Work to do — Whenever a line below holds the word "negros", copy that line.

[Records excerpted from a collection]
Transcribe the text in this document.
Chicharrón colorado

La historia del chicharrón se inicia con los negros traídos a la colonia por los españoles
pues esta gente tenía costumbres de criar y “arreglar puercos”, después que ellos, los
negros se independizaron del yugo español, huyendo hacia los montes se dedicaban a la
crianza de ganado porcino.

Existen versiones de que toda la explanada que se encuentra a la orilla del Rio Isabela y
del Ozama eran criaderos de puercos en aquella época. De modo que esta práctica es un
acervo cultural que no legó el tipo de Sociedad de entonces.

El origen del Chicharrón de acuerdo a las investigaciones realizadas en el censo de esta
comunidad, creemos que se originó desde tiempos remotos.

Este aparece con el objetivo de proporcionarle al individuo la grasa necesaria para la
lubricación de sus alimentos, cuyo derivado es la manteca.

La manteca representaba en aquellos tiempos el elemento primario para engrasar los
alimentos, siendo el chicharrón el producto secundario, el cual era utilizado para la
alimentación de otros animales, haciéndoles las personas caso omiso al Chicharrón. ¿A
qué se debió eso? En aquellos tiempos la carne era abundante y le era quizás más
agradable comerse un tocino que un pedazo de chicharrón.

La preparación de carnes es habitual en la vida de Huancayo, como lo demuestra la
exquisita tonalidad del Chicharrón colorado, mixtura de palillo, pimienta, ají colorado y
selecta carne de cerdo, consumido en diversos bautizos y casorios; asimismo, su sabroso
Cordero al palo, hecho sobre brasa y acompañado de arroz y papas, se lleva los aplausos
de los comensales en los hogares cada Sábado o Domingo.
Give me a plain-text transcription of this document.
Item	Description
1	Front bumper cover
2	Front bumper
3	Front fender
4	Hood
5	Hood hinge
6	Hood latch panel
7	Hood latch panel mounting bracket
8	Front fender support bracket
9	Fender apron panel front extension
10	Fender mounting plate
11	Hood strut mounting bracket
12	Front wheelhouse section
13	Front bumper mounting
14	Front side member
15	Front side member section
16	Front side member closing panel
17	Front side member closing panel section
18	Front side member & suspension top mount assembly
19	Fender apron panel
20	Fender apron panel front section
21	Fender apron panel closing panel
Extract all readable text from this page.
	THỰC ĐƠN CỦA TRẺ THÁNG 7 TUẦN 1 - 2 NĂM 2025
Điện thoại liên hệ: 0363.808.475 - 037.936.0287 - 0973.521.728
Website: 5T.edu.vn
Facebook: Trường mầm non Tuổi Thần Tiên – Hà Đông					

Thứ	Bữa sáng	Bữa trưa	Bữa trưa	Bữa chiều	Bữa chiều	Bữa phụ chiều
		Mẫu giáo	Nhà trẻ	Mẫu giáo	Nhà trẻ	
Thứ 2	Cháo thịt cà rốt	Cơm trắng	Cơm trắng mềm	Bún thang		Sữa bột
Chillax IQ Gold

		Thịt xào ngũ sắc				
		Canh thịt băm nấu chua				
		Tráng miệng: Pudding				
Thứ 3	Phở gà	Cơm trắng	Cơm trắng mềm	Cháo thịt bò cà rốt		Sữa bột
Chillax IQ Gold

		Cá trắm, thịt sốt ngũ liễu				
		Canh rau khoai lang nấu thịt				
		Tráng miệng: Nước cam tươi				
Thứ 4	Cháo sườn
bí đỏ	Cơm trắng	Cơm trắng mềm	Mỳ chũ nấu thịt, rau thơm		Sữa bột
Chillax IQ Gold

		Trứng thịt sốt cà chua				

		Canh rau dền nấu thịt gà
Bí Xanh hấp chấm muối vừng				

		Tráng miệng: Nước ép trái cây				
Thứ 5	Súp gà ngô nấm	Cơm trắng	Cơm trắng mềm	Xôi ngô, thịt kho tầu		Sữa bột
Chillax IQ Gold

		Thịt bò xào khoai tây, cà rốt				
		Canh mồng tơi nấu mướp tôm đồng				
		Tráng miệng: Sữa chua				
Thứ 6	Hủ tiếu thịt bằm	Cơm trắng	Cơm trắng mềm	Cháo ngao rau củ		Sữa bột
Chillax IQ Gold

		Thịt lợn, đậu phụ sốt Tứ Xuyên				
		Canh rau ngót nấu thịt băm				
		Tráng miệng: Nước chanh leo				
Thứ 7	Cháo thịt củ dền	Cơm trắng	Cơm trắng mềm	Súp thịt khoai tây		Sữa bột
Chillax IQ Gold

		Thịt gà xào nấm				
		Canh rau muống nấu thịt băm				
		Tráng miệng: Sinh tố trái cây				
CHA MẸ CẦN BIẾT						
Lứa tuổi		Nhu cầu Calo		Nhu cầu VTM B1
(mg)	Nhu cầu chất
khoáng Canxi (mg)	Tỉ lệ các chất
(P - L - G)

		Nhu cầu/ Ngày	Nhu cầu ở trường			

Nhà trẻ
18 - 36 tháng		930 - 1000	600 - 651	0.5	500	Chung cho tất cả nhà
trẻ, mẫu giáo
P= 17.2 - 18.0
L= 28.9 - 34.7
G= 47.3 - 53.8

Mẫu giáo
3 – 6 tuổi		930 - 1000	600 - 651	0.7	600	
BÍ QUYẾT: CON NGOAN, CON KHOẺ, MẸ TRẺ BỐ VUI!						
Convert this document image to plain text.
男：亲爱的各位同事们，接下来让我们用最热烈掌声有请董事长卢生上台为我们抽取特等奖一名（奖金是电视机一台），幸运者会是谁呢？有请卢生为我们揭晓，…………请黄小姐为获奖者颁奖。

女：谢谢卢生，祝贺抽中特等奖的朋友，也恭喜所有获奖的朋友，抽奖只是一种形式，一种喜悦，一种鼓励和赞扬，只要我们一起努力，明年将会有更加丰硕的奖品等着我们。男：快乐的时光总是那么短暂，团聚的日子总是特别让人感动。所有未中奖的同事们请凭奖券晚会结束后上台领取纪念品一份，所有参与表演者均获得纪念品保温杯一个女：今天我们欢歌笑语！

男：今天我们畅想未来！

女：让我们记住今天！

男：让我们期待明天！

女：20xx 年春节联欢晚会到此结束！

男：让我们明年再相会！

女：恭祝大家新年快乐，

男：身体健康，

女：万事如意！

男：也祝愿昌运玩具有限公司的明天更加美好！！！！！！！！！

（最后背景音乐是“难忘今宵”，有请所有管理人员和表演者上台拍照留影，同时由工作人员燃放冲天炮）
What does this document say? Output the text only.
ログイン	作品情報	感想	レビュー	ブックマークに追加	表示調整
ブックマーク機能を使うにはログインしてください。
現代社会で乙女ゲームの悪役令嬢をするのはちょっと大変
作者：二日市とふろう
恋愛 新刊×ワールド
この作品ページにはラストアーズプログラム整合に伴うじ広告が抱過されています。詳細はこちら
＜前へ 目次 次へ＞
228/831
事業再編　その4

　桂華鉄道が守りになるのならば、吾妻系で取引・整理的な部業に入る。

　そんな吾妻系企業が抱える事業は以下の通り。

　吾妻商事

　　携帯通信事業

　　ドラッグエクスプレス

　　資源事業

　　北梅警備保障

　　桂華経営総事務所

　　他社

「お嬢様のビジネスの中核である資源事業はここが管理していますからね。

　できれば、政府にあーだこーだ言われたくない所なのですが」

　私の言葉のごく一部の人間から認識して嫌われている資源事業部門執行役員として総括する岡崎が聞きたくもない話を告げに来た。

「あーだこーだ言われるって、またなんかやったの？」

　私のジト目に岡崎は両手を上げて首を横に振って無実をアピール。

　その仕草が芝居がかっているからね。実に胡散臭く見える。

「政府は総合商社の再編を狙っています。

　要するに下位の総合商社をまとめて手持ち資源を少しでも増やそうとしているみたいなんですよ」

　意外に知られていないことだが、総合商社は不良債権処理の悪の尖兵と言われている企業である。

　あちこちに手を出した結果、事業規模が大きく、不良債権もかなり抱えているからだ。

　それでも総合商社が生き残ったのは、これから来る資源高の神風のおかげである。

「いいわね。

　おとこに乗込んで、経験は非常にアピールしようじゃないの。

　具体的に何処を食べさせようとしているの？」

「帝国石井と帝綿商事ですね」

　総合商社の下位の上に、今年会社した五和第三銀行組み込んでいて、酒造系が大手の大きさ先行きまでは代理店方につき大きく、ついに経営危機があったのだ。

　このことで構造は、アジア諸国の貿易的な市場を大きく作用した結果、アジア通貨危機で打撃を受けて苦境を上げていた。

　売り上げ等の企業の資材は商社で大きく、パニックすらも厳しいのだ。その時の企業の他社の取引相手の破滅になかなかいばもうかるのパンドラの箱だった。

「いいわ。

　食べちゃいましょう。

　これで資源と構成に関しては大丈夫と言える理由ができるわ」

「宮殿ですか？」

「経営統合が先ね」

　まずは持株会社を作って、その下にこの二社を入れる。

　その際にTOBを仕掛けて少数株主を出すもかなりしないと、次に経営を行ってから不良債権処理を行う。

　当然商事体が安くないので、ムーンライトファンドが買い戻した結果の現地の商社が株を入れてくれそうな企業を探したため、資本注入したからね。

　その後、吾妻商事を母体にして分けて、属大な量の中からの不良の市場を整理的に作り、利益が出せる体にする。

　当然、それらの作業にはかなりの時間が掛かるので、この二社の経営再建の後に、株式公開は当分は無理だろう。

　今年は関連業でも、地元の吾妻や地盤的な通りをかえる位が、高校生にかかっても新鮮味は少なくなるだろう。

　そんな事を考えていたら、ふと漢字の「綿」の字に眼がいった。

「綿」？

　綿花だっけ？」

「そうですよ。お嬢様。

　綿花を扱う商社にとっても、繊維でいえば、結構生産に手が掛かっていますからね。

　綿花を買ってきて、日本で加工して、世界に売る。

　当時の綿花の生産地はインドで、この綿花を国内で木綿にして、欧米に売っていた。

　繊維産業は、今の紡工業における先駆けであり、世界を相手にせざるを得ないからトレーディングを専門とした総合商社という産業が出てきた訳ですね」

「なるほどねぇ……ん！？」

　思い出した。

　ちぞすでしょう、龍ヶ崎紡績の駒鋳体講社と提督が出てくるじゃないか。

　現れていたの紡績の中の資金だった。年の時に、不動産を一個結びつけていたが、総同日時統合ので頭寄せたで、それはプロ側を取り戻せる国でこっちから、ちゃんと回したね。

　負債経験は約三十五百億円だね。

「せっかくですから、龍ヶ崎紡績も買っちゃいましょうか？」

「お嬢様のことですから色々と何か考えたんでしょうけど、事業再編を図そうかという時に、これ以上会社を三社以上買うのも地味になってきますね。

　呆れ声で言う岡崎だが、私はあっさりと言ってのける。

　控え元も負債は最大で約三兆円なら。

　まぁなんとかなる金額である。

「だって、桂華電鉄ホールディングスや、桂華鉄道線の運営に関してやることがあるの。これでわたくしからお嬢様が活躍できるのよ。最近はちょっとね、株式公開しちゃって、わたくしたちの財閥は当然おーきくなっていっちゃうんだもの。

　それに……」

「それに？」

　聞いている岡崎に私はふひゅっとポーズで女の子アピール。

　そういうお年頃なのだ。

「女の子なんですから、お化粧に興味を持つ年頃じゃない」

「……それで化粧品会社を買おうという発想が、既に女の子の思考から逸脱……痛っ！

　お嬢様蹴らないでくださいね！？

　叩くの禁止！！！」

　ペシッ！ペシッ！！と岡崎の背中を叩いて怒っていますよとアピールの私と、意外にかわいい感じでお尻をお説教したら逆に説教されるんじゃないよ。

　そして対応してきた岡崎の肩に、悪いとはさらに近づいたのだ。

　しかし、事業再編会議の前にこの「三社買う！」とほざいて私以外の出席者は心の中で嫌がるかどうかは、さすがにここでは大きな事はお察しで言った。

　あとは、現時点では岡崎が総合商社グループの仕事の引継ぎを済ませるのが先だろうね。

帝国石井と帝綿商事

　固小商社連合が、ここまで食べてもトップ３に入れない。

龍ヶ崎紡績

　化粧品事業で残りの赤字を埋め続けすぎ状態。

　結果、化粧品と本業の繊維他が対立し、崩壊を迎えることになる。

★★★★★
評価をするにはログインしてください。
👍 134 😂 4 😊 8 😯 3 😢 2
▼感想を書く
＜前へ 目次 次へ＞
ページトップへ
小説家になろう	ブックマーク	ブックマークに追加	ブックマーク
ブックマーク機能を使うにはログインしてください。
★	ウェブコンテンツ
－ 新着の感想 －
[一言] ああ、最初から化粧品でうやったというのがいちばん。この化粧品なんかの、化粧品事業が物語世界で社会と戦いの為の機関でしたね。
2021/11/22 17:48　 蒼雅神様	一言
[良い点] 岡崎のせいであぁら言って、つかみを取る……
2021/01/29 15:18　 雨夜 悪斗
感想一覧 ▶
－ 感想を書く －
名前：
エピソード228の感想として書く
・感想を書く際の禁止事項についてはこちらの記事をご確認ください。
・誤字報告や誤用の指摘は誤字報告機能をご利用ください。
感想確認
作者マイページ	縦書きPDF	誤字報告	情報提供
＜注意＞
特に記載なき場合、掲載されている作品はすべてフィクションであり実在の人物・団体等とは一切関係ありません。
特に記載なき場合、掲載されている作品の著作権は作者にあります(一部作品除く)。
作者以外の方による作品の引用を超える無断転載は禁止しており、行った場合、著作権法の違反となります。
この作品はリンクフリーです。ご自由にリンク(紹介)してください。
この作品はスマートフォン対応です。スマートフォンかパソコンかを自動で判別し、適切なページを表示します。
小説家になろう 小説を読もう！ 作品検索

Output for this exercise —
La historia del chicharrón se inicia con los negros traídos a la colonia por los españoles
negros se independizaron del yugo español, huyendo hacia los montes se dedicaban a la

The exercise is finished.